[Problem to work on] Which lines hold the string "something"? Copy every one of them.

--- Start Recorded data ---

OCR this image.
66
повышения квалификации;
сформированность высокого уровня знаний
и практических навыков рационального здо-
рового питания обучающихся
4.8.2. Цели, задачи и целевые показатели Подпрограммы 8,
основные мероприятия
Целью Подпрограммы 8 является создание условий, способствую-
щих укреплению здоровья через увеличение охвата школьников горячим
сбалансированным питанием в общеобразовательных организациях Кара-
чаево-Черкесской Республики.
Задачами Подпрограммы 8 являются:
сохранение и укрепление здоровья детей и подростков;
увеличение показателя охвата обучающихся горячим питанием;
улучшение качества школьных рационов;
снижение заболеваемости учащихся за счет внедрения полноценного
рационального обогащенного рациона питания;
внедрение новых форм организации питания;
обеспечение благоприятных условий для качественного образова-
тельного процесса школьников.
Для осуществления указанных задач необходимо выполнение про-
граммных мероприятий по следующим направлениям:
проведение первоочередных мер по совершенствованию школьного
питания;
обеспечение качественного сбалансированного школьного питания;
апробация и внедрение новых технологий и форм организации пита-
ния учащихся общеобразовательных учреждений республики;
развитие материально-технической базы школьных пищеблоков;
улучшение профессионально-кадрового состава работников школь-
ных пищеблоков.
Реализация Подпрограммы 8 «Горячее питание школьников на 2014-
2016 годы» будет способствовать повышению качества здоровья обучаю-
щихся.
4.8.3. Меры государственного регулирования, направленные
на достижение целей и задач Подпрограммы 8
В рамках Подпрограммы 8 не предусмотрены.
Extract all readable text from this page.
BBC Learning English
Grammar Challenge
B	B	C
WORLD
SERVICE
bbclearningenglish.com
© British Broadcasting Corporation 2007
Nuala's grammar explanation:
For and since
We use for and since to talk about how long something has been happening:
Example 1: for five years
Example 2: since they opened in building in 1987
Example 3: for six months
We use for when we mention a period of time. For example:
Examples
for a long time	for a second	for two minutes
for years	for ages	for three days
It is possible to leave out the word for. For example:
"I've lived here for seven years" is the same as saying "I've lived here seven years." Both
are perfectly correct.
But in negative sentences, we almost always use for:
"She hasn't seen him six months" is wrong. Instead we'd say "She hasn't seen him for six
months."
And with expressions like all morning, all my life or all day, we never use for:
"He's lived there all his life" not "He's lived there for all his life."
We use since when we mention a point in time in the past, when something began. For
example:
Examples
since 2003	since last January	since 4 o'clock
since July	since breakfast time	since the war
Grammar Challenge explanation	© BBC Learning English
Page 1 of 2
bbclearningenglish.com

--- End Recorded data ---

[Reply to the task]
We use for and since to talk about how long something has been happening:
We use since when we mention a point in time in the past, when something began. For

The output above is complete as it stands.